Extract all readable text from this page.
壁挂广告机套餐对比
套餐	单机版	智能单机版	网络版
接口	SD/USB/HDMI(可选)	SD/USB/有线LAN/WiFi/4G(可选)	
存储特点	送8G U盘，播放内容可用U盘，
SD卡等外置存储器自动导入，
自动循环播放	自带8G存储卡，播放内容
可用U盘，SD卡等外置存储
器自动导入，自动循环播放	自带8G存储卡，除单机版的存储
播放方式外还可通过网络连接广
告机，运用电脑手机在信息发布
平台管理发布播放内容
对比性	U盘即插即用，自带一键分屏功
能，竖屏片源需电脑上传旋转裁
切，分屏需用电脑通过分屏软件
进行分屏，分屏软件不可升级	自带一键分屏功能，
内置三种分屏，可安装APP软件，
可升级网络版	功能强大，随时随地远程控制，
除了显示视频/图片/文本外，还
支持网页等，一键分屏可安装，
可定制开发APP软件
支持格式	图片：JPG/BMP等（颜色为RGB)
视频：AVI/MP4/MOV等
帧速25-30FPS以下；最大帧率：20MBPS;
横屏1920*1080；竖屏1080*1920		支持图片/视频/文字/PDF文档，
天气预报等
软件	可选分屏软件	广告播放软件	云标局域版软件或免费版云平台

============

Problem to work on: From the listing, copy each line containing the word "自动循环播放".

Exercise output:
自动循环播放	自带8G存储卡，播放内容
器自动导入，自动循环播放	自带8G存储卡，除单机版的存储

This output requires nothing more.